▸ **Exercise details**:
In the listing below, find every line with the string "Limítrofe" and pull it out.

(Saved entries)
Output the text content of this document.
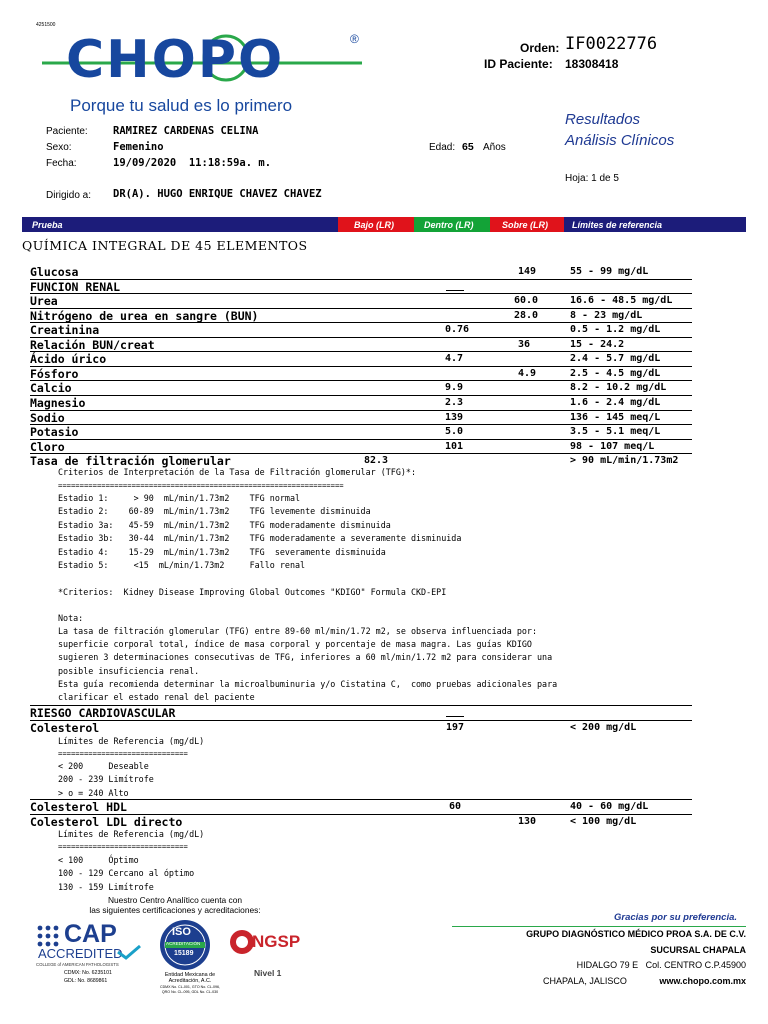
4251500
CHOPO	®
Porque tu salud es lo primero
Orden: IF0022776
ID Paciente: 18308418
Resultados
Análisis Clínicos
Paciente: RAMIREZ CARDENAS CELINA
Sexo:	Femenino	Edad: 65 Años
Fecha:	19/09/2020  11:18:59a. m.
Hoja: 1 de 5
Dirigido a: DR(A). HUGO ENRIQUE CHAVEZ CHAVEZ
Prueba	Bajo (LR)	Dentro (LR)	Sobre (LR)	Límites de referencia
QUÍMICA INTEGRAL DE 45 ELEMENTOS
Glucosa	149	55 - 99 mg/dL
FUNCION RENAL
Urea	60.0	16.6 - 48.5 mg/dL
Nitrógeno de urea en sangre (BUN)	28.0	8 - 23 mg/dL
Creatinina	0.76	0.5 - 1.2 mg/dL
Relación BUN/creat	36	15 - 24.2
Ácido úrico	4.7	2.4 - 5.7 mg/dL
Fósforo	4.9	2.5 - 4.5 mg/dL
Calcio	9.9	8.2 - 10.2 mg/dL
Magnesio	2.3	1.6 - 2.4 mg/dL
Sodio	139	136 - 145 meq/L
Potasio	5.0	3.5 - 5.1 meq/L
Cloro	101	98 - 107 meq/L
Tasa de filtración glomerular	82.3	> 90 mL/min/1.73m2
Criterios de Interpretación de la Tasa de Filtración glomerular (TFG)*:
==================================================================
Estadio 1:     > 90  mL/min/1.73m2    TFG normal
Estadio 2:    60-89  mL/min/1.73m2    TFG levemente disminuida
Estadio 3a:   45-59  mL/min/1.73m2    TFG moderadamente disminuida
Estadio 3b:   30-44  mL/min/1.73m2    TFG moderadamente a severamente disminuida
Estadio 4:    15-29  mL/min/1.73m2    TFG  severamente disminuida
Estadio 5:     <15  mL/min/1.73m2     Fallo renal
*Criterios:  Kidney Disease Improving Global Outcomes "KDIGO" Formula CKD-EPI
Nota:
La tasa de filtración glomerular (TFG) entre 89-60 ml/min/1.72 m2, se observa influenciada por:
superficie corporal total, índice de masa corporal y porcentaje de masa magra. Las guías KDIGO
sugieren 3 determinaciones consecutivas de TFG, inferiores a 60 ml/min/1.72 m2 para considerar una
posible insuficiencia renal.
Esta guía recomienda determinar la microalbuminuria y/o Cistatina C,  como pruebas adicionales para
clarificar el estado renal del paciente
RIESGO CARDIOVASCULAR
Colesterol	197	< 200 mg/dL
Límites de Referencia (mg/dL)
==============================
< 200     Deseable
200 - 239 Limítrofe
> o = 240 Alto
Colesterol HDL	60	40 - 60 mg/dL
Colesterol LDL directo	130	< 100 mg/dL
Límites de Referencia (mg/dL)
==============================
< 100     Óptimo
100 - 129 Cercano al óptimo
130 - 159 Limítrofe
Nuestro Centro Analítico cuenta con
las siguientes certificaciones y acreditaciones:
CAP
ACCREDITED
COLLEGE of AMERICAN PATHOLOGISTS
CDMX: No. 6235101
GDL: No. 8689861
ISO
ACREDITACIÓN
15189
Entidad Mexicana de
Acreditación, A.C.
CDMX No. CL-001, GTO No. CL-096,
QRO No. CL-095, GDL No. CL-030
NGSP
Nivel 1
Gracias por su preferencia.
GRUPO DIAGNÓSTICO MÉDICO PROA S.A. DE C.V.
SUCURSAL CHAPALA
HIDALGO 79 E   Col. CENTRO C.P.45900
CHAPALA, JALISCO	www.chopo.com.mx
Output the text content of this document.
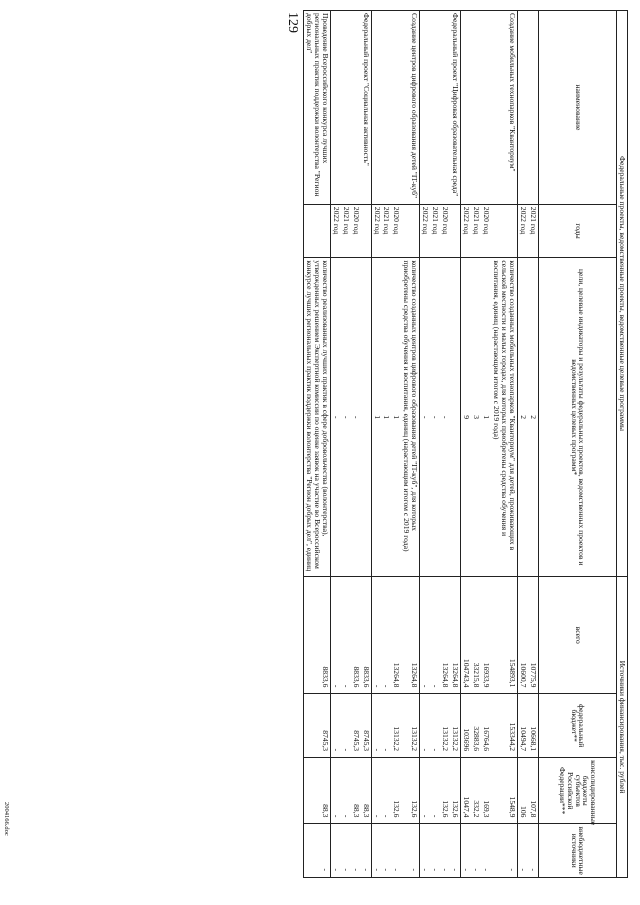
129
Федеральные проекты, ведомственные проекты, ведомственные целевые программы			Источники финансирования, тыс. рублей			
наименование	годы	цели, целевые индикаторы и результаты федеральных проектов, ведомственных проектов и ведомственных целевых программ*	всего	федеральный бюджет**	консолидированные бюджеты субъектов Российской Федерации***	внебюджетные источники
	2021 год	2	10775,9	10668,1	107,8	-
	2022 год	2	10600,7	10494,7	106	-
Создание мобильных технопарков "Кванториум"		количество созданных мобильных технопарков "Кванториум" для детей, проживающих в сельской местности и малых городах, для которых приобретены средства обучения и воспитания, единиц (нарастающим итогом с 2019 года)	154893,1	153344,2	1548,9	-
	2020 год	1	16933,9	16764,6	169,3	-
	2021 год	3	33215,8	32883,6	332,2	-
	2022 год	9	104743,4	103696	1047,4	-
Федеральный проект "Цифровая образовательная среда"			13264,8	13132,2	132,6	-
	2020 год	-	13264,8	13132,2	132,6	-
	2021 год	-	-	-	-	-
	2022 год	-	-	-	-	-
Создание центров цифрового образования детей "IT-куб"		количество созданных центров цифрового образования детей "IT-куб", для которых приобретены средства обучения и воспитания, единиц (нарастающим итогом с 2019 года)	13264,8	13132,2	132,6	-
	2020 год	1	13264,8	13132,2	132,6	-
	2021 год	1	-	-	-	-
	2022 год	1	-	-	-	-
Федеральный проект "Социальная активность"			8833,6	8745,3	88,3	-
	2020 год	-	8833,6	8745,3	88,3	-
	2021 год	-	-	-	-	-
	2022 год	-	-	-	-	-
Проведение Всероссийского конкурса лучших региональных практик поддержки волонтерства "Регион добрых дел"		количество реализованных лучших практик в сфере добровольчества (волонтерства), утвержденных решением Экспертной комиссии по оценке заявок на участие во Всероссийском конкурсе лучших региональных практик поддержки волонтерства "Регион добрых дел", единиц	8833,6	8745,3	88,3	-
2004166.doc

▸ **Written response**:
200 - 239 Limítrofe
130 - 159 Limítrofe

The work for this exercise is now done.